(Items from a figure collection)
-----
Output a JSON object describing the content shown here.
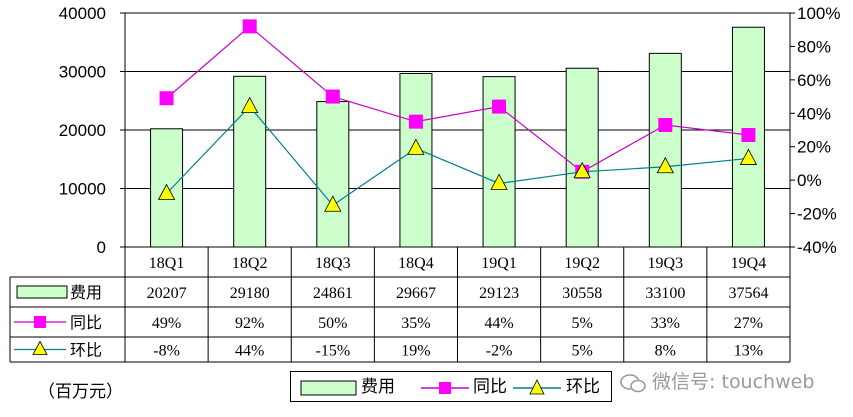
{
  "chart_data": {
    "type": "bar",
    "categories": [
      "18Q1",
      "18Q2",
      "18Q3",
      "18Q4",
      "19Q1",
      "19Q2",
      "19Q3",
      "19Q4"
    ],
    "series": [
      {
        "name": "费用",
        "kind": "bar",
        "axis": "left",
        "values": [
          20207,
          29180,
          24861,
          29667,
          29123,
          30558,
          33100,
          37564
        ],
        "display": [
          "20207",
          "29180",
          "24861",
          "29667",
          "29123",
          "30558",
          "33100",
          "37564"
        ]
      },
      {
        "name": "同比",
        "kind": "line",
        "axis": "right",
        "values": [
          49,
          92,
          50,
          35,
          44,
          5,
          33,
          27
        ],
        "display": [
          "49%",
          "92%",
          "50%",
          "35%",
          "44%",
          "5%",
          "33%",
          "27%"
        ]
      },
      {
        "name": "环比",
        "kind": "line",
        "axis": "right",
        "values": [
          -8,
          44,
          -15,
          19,
          -2,
          5,
          8,
          13
        ],
        "display": [
          "-8%",
          "44%",
          "-15%",
          "19%",
          "-2%",
          "5%",
          "8%",
          "13%"
        ]
      }
    ],
    "ylim_left": [
      0,
      40000
    ],
    "yticks_left": [
      "0",
      "10000",
      "20000",
      "30000",
      "40000"
    ],
    "ylim_right": [
      -40,
      100
    ],
    "yticks_right": [
      "-40%",
      "-20%",
      "0%",
      "20%",
      "40%",
      "60%",
      "80%",
      "100%"
    ],
    "grid": true,
    "unit_label": "（百万元）",
    "legend": [
      "费用",
      "同比",
      "环比"
    ],
    "colors": {
      "bar_fill": "#ccffcc",
      "yoy": "#ff00ff",
      "yoy_line": "#cc00cc",
      "qoq_fill": "#ffff00",
      "qoq_line": "#00808f"
    }
  },
  "watermark": "微信号: touchweb"
}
-----
**Goal:**
Exact duplication of all the records is required; pictures are omitted from the copy.

**The solution:**
Output a JSON object describing the content shown here.
{
  "chart_data": {
    "type": "bar",
    "categories": [
      "18Q1",
      "18Q2",
      "18Q3",
      "18Q4",
      "19Q1",
      "19Q2",
      "19Q3",
      "19Q4"
    ],
    "series": [
      {
        "name": "费用",
        "kind": "bar",
        "axis": "left",
        "values": [
          20207,
          29180,
          24861,
          29667,
          29123,
          30558,
          33100,
          37564
        ],
        "display": [
          "20207",
          "29180",
          "24861",
          "29667",
          "29123",
          "30558",
          "33100",
          "37564"
        ]
      },
      {
        "name": "同比",
        "kind": "line",
        "axis": "right",
        "values": [
          49,
          92,
          50,
          35,
          44,
          5,
          33,
          27
        ],
        "display": [
          "49%",
          "92%",
          "50%",
          "35%",
          "44%",
          "5%",
          "33%",
          "27%"
        ]
      },
      {
        "name": "环比",
        "kind": "line",
        "axis": "right",
        "values": [
          -8,
          44,
          -15,
          19,
          -2,
          5,
          8,
          13
        ],
        "display": [
          "-8%",
          "44%",
          "-15%",
          "19%",
          "-2%",
          "5%",
          "8%",
          "13%"
        ]
      }
    ],
    "ylim_left": [
      0,
      40000
    ],
    "yticks_left": [
      "0",
      "10000",
      "20000",
      "30000",
      "40000"
    ],
    "ylim_right": [
      -40,
      100
    ],
    "yticks_right": [
      "-40%",
      "-20%",
      "0%",
      "20%",
      "40%",
      "60%",
      "80%",
      "100%"
    ],
    "grid": true,
    "unit_label": "（百万元）",
    "legend": [
      "费用",
      "同比",
      "环比"
    ],
    "colors": {
      "bar_fill": "#ccffcc",
      "yoy": "#ff00ff",
      "yoy_line": "#cc00cc",
      "qoq_fill": "#ffff00",
      "qoq_line": "#00808f"
    }
  },
  "watermark": "微信号: touchweb"
}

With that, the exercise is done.